• [SOURCE RECORDS]
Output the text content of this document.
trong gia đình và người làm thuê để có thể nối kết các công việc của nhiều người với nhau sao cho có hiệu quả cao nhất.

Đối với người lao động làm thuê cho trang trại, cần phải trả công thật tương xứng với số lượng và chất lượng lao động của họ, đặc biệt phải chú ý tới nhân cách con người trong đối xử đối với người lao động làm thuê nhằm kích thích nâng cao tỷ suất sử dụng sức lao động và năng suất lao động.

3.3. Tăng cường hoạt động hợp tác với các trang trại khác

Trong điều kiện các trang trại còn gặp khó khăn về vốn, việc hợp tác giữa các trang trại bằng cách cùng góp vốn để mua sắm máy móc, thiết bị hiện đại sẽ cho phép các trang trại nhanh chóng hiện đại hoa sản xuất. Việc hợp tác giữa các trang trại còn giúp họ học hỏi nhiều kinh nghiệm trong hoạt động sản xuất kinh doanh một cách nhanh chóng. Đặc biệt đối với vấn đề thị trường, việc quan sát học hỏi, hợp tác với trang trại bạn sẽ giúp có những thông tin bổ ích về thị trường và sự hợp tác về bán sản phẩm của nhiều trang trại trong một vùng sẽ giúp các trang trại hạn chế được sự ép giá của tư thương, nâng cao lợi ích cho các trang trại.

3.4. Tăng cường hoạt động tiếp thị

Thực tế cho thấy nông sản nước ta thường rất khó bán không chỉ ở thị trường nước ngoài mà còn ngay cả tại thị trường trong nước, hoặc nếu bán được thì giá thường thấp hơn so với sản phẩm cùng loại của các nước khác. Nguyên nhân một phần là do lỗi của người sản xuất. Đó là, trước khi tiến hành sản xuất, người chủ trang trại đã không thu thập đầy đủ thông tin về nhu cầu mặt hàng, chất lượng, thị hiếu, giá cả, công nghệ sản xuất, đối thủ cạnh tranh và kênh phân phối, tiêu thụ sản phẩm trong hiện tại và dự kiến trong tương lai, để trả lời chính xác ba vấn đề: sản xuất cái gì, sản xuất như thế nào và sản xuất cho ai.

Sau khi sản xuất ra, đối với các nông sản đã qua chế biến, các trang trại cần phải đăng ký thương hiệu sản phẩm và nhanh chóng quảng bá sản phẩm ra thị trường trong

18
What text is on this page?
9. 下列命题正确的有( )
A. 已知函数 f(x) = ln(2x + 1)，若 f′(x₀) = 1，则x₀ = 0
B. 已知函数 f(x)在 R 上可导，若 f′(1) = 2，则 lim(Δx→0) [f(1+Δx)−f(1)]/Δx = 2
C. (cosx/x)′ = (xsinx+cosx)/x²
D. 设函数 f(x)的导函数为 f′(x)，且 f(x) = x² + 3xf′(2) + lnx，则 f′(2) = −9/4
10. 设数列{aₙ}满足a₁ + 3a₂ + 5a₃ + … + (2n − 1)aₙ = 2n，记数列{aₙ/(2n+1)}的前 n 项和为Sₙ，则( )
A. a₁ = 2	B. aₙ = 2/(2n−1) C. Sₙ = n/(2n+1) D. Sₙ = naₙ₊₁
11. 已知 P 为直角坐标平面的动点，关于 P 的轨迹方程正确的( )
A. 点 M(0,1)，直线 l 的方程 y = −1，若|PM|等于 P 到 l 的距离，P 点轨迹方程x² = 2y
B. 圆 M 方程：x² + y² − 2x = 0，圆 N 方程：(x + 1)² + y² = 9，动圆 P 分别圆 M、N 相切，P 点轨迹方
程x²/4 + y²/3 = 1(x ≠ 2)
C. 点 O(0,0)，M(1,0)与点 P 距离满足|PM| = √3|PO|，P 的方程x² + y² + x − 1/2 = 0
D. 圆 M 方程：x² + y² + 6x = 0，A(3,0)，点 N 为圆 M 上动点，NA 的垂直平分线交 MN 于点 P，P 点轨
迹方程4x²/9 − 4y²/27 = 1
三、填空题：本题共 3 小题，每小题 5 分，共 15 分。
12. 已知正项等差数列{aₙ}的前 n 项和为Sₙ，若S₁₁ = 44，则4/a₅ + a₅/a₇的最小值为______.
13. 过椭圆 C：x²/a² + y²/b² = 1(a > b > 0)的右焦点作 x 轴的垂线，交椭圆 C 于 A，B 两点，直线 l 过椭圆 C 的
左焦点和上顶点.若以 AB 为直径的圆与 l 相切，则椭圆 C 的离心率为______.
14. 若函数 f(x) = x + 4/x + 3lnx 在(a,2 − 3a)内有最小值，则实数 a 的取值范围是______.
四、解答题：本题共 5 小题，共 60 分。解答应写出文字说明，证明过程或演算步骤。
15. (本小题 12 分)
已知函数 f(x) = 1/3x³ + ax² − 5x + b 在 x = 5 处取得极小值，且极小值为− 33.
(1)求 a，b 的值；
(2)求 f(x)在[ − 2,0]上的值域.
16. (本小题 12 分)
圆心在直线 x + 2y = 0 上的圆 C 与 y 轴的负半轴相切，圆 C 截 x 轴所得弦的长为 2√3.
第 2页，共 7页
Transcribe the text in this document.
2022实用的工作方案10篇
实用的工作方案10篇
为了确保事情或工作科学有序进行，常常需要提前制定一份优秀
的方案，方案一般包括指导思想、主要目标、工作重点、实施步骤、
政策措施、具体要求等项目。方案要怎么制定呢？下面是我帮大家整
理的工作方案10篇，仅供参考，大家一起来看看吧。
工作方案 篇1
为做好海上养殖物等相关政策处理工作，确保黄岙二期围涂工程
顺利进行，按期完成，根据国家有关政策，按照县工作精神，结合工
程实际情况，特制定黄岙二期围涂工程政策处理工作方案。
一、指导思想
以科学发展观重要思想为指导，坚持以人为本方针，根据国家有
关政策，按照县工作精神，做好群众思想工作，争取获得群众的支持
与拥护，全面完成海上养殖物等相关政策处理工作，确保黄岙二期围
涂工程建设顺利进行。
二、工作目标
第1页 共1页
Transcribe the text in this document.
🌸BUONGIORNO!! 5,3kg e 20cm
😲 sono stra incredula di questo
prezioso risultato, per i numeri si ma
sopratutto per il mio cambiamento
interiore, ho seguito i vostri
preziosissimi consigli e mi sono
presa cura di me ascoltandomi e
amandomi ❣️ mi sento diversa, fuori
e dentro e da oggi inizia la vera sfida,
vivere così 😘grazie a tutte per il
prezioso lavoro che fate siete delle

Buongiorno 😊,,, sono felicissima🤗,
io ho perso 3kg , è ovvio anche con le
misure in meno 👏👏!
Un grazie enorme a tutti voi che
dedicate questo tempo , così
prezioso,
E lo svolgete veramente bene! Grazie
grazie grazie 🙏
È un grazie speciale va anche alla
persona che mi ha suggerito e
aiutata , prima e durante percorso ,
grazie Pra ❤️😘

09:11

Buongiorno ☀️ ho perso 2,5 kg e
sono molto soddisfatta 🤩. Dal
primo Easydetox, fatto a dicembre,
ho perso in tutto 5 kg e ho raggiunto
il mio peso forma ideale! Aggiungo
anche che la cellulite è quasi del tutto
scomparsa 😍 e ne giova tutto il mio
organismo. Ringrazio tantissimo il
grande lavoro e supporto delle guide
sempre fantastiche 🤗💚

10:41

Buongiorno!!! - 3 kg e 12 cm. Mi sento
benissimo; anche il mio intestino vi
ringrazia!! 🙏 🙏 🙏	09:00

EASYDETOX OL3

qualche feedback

• [PROBLEM TO WORK ON] Transcribe every entry exactly.

• [IN RESPONSE]
Output the text content of this document.
trong gia đình và người làm thuê để có thể nối kết các công việc của nhiều người với nhau sao cho có hiệu quả cao nhất.

Đối với người lao động làm thuê cho trang trại, cần phải trả công thật tương xứng với số lượng và chất lượng lao động của họ, đặc biệt phải chú ý tới nhân cách con người trong đối xử đối với người lao động làm thuê nhằm kích thích nâng cao tỷ suất sử dụng sức lao động và năng suất lao động.

3.3. Tăng cường hoạt động hợp tác với các trang trại khác

Trong điều kiện các trang trại còn gặp khó khăn về vốn, việc hợp tác giữa các trang trại bằng cách cùng góp vốn để mua sắm máy móc, thiết bị hiện đại sẽ cho phép các trang trại nhanh chóng hiện đại hoa sản xuất. Việc hợp tác giữa các trang trại còn giúp họ học hỏi nhiều kinh nghiệm trong hoạt động sản xuất kinh doanh một cách nhanh chóng. Đặc biệt đối với vấn đề thị trường, việc quan sát học hỏi, hợp tác với trang trại bạn sẽ giúp có những thông tin bổ ích về thị trường và sự hợp tác về bán sản phẩm của nhiều trang trại trong một vùng sẽ giúp các trang trại hạn chế được sự ép giá của tư thương, nâng cao lợi ích cho các trang trại.

3.4. Tăng cường hoạt động tiếp thị

Thực tế cho thấy nông sản nước ta thường rất khó bán không chỉ ở thị trường nước ngoài mà còn ngay cả tại thị trường trong nước, hoặc nếu bán được thì giá thường thấp hơn so với sản phẩm cùng loại của các nước khác. Nguyên nhân một phần là do lỗi của người sản xuất. Đó là, trước khi tiến hành sản xuất, người chủ trang trại đã không thu thập đầy đủ thông tin về nhu cầu mặt hàng, chất lượng, thị hiếu, giá cả, công nghệ sản xuất, đối thủ cạnh tranh và kênh phân phối, tiêu thụ sản phẩm trong hiện tại và dự kiến trong tương lai, để trả lời chính xác ba vấn đề: sản xuất cái gì, sản xuất như thế nào và sản xuất cho ai.

Sau khi sản xuất ra, đối với các nông sản đã qua chế biến, các trang trại cần phải đăng ký thương hiệu sản phẩm và nhanh chóng quảng bá sản phẩm ra thị trường trong

18
What text is on this page?
9. 下列命题正确的有( )
A. 已知函数 f(x) = ln(2x + 1)，若 f′(x₀) = 1，则x₀ = 0
B. 已知函数 f(x)在 R 上可导，若 f′(1) = 2，则 lim(Δx→0) [f(1+Δx)−f(1)]/Δx = 2
C. (cosx/x)′ = (xsinx+cosx)/x²
D. 设函数 f(x)的导函数为 f′(x)，且 f(x) = x² + 3xf′(2) + lnx，则 f′(2) = −9/4
10. 设数列{aₙ}满足a₁ + 3a₂ + 5a₃ + … + (2n − 1)aₙ = 2n，记数列{aₙ/(2n+1)}的前 n 项和为Sₙ，则( )
A. a₁ = 2	B. aₙ = 2/(2n−1) C. Sₙ = n/(2n+1) D. Sₙ = naₙ₊₁
11. 已知 P 为直角坐标平面的动点，关于 P 的轨迹方程正确的( )
A. 点 M(0,1)，直线 l 的方程 y = −1，若|PM|等于 P 到 l 的距离，P 点轨迹方程x² = 2y
B. 圆 M 方程：x² + y² − 2x = 0，圆 N 方程：(x + 1)² + y² = 9，动圆 P 分别圆 M、N 相切，P 点轨迹方
程x²/4 + y²/3 = 1(x ≠ 2)
C. 点 O(0,0)，M(1,0)与点 P 距离满足|PM| = √3|PO|，P 的方程x² + y² + x − 1/2 = 0
D. 圆 M 方程：x² + y² + 6x = 0，A(3,0)，点 N 为圆 M 上动点，NA 的垂直平分线交 MN 于点 P，P 点轨
迹方程4x²/9 − 4y²/27 = 1
三、填空题：本题共 3 小题，每小题 5 分，共 15 分。
12. 已知正项等差数列{aₙ}的前 n 项和为Sₙ，若S₁₁ = 44，则4/a₅ + a₅/a₇的最小值为______.
13. 过椭圆 C：x²/a² + y²/b² = 1(a > b > 0)的右焦点作 x 轴的垂线，交椭圆 C 于 A，B 两点，直线 l 过椭圆 C 的
左焦点和上顶点.若以 AB 为直径的圆与 l 相切，则椭圆 C 的离心率为______.
14. 若函数 f(x) = x + 4/x + 3lnx 在(a,2 − 3a)内有最小值，则实数 a 的取值范围是______.
四、解答题：本题共 5 小题，共 60 分。解答应写出文字说明，证明过程或演算步骤。
15. (本小题 12 分)
已知函数 f(x) = 1/3x³ + ax² − 5x + b 在 x = 5 处取得极小值，且极小值为− 33.
(1)求 a，b 的值；
(2)求 f(x)在[ − 2,0]上的值域.
16. (本小题 12 分)
圆心在直线 x + 2y = 0 上的圆 C 与 y 轴的负半轴相切，圆 C 截 x 轴所得弦的长为 2√3.
第 2页，共 7页
Transcribe the text in this document.
2022实用的工作方案10篇
实用的工作方案10篇
为了确保事情或工作科学有序进行，常常需要提前制定一份优秀
的方案，方案一般包括指导思想、主要目标、工作重点、实施步骤、
政策措施、具体要求等项目。方案要怎么制定呢？下面是我帮大家整
理的工作方案10篇，仅供参考，大家一起来看看吧。
工作方案 篇1
为做好海上养殖物等相关政策处理工作，确保黄岙二期围涂工程
顺利进行，按期完成，根据国家有关政策，按照县工作精神，结合工
程实际情况，特制定黄岙二期围涂工程政策处理工作方案。
一、指导思想
以科学发展观重要思想为指导，坚持以人为本方针，根据国家有
关政策，按照县工作精神，做好群众思想工作，争取获得群众的支持
与拥护，全面完成海上养殖物等相关政策处理工作，确保黄岙二期围
涂工程建设顺利进行。
二、工作目标
第1页 共1页
Transcribe the text in this document.
🌸BUONGIORNO!! 5,3kg e 20cm
😲 sono stra incredula di questo
prezioso risultato, per i numeri si ma
sopratutto per il mio cambiamento
interiore, ho seguito i vostri
preziosissimi consigli e mi sono
presa cura di me ascoltandomi e
amandomi ❣️ mi sento diversa, fuori
e dentro e da oggi inizia la vera sfida,
vivere così 😘grazie a tutte per il
prezioso lavoro che fate siete delle

Buongiorno 😊,,, sono felicissima🤗,
io ho perso 3kg , è ovvio anche con le
misure in meno 👏👏!
Un grazie enorme a tutti voi che
dedicate questo tempo , così
prezioso,
E lo svolgete veramente bene! Grazie
grazie grazie 🙏
È un grazie speciale va anche alla
persona che mi ha suggerito e
aiutata , prima e durante percorso ,
grazie Pra ❤️😘

09:11

Buongiorno ☀️ ho perso 2,5 kg e
sono molto soddisfatta 🤩. Dal
primo Easydetox, fatto a dicembre,
ho perso in tutto 5 kg e ho raggiunto
il mio peso forma ideale! Aggiungo
anche che la cellulite è quasi del tutto
scomparsa 😍 e ne giova tutto il mio
organismo. Ringrazio tantissimo il
grande lavoro e supporto delle guide
sempre fantastiche 🤗💚

10:41

Buongiorno!!! - 3 kg e 12 cm. Mi sento
benissimo; anche il mio intestino vi
ringrazia!! 🙏 🙏 🙏	09:00

EASYDETOX OL3

qualche feedback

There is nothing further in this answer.